**Stated exercise**
Copy out all lines carrying the word "caption".

**Listing**
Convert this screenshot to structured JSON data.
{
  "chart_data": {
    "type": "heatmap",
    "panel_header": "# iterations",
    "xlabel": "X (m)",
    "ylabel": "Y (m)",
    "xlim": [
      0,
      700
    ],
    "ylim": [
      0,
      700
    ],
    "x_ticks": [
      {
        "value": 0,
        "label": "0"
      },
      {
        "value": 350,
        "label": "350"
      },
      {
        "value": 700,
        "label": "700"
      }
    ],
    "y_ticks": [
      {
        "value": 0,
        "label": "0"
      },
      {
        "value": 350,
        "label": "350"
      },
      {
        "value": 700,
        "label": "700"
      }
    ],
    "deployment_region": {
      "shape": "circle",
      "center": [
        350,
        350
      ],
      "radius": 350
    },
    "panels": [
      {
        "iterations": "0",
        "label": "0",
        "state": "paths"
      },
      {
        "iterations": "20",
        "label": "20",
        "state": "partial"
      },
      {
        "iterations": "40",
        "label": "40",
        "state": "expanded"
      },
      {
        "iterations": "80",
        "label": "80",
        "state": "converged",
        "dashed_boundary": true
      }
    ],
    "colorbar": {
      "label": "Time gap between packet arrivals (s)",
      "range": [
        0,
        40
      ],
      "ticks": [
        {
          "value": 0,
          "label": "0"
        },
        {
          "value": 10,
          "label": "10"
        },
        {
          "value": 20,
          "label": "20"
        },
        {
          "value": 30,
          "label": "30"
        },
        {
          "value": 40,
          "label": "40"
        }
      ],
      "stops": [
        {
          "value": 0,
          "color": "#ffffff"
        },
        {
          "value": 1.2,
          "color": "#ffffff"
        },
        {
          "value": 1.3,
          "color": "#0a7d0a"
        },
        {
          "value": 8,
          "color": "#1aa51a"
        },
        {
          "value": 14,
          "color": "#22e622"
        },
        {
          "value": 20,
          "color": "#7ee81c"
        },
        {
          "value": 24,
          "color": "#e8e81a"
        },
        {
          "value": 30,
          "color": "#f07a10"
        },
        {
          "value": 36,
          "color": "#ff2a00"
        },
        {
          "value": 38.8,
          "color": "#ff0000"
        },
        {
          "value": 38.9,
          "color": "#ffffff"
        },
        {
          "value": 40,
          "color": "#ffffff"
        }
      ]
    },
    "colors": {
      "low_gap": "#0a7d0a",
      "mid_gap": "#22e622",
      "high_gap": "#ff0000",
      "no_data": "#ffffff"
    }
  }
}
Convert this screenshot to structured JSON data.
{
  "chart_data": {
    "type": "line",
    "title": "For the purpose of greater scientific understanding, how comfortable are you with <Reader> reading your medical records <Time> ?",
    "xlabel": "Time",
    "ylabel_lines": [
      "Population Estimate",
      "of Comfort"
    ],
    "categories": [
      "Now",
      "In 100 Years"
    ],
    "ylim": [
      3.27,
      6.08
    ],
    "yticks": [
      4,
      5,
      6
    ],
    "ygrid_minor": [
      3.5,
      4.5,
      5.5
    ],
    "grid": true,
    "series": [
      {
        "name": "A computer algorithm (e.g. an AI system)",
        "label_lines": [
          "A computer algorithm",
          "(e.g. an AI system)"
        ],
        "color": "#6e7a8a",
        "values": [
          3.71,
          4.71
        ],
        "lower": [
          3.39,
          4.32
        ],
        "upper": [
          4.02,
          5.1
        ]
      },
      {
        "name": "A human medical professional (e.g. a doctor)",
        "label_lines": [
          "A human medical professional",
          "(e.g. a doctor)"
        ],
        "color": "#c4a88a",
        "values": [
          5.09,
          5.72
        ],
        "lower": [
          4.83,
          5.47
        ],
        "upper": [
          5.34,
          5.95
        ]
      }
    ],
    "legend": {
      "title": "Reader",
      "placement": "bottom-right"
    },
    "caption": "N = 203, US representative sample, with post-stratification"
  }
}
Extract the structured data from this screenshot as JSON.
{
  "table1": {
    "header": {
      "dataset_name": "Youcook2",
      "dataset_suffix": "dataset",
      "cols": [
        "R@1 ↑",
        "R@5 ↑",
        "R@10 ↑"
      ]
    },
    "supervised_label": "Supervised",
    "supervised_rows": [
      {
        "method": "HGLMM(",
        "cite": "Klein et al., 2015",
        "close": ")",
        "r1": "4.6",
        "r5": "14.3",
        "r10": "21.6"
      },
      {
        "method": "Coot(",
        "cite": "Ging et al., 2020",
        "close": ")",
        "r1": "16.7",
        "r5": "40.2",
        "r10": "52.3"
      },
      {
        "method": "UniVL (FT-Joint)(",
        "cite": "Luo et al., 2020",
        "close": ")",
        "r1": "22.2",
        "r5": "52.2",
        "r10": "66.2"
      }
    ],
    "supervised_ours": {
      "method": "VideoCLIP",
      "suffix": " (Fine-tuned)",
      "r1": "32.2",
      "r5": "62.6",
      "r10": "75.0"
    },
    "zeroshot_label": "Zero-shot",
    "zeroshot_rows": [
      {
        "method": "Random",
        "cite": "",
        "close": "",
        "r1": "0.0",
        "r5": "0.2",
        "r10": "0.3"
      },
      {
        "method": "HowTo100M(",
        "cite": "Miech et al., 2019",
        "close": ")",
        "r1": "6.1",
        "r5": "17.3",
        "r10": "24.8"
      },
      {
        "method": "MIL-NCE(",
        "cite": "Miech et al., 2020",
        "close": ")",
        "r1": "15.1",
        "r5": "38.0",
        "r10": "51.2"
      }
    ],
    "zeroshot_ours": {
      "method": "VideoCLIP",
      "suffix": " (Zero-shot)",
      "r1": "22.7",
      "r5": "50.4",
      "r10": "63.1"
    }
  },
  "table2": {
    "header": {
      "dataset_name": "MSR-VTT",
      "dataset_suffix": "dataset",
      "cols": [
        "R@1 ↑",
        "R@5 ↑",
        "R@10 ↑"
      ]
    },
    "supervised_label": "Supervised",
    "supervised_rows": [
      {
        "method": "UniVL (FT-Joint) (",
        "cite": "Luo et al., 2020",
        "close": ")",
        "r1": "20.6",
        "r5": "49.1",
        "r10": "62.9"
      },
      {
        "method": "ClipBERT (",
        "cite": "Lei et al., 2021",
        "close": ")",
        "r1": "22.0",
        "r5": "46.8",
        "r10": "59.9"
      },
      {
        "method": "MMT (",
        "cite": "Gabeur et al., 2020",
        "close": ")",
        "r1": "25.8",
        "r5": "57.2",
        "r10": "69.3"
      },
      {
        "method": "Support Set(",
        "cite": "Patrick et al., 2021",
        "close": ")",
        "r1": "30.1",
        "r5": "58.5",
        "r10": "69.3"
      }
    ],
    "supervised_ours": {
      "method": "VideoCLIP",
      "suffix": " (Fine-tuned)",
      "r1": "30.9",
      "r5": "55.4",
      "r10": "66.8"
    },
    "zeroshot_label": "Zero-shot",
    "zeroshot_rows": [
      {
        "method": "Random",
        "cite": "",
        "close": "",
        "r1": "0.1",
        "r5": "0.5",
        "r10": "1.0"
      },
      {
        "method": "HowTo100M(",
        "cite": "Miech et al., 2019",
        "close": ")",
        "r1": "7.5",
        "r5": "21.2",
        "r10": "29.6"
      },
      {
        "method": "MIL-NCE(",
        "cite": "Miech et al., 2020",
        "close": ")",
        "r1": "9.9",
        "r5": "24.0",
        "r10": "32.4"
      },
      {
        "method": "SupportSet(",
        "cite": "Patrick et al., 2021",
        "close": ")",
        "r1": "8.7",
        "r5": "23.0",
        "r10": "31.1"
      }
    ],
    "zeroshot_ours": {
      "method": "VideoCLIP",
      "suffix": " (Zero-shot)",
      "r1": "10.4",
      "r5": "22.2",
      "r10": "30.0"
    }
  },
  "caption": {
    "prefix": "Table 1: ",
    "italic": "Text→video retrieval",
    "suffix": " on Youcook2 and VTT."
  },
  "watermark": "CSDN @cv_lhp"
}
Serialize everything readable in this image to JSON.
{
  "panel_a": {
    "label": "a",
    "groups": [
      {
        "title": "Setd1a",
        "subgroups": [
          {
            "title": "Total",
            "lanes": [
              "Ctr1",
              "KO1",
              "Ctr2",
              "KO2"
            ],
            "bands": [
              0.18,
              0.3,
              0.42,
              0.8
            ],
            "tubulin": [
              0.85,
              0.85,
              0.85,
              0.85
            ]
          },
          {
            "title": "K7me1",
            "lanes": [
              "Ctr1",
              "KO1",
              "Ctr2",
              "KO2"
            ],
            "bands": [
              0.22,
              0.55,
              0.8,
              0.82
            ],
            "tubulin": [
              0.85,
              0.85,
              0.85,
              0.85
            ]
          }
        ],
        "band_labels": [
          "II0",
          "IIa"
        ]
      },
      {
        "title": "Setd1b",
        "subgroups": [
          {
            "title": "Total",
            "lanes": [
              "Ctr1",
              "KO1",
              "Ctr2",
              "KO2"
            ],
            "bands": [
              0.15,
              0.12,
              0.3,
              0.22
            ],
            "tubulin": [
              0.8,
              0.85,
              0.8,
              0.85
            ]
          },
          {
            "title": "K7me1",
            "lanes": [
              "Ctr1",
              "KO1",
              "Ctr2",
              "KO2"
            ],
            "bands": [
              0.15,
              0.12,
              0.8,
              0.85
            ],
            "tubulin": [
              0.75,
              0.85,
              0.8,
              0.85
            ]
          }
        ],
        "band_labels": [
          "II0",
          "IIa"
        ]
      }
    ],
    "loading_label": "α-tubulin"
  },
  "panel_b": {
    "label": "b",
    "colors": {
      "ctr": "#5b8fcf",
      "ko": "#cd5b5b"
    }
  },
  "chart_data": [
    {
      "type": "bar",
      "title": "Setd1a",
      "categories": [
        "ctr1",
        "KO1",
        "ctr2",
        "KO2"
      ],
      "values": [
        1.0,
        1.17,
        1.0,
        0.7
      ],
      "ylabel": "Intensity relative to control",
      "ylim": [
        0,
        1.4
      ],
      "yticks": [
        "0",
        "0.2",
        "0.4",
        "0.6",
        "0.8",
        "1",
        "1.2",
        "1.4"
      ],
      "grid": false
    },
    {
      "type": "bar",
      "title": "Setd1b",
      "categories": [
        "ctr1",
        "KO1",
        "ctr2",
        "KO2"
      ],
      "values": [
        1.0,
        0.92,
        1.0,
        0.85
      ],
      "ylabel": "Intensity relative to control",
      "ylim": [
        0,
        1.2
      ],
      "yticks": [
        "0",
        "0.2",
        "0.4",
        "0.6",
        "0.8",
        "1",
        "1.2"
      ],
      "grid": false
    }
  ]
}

**Expected output**
    "caption": "N = 203, US representative sample, with post-stratification"
  "caption": {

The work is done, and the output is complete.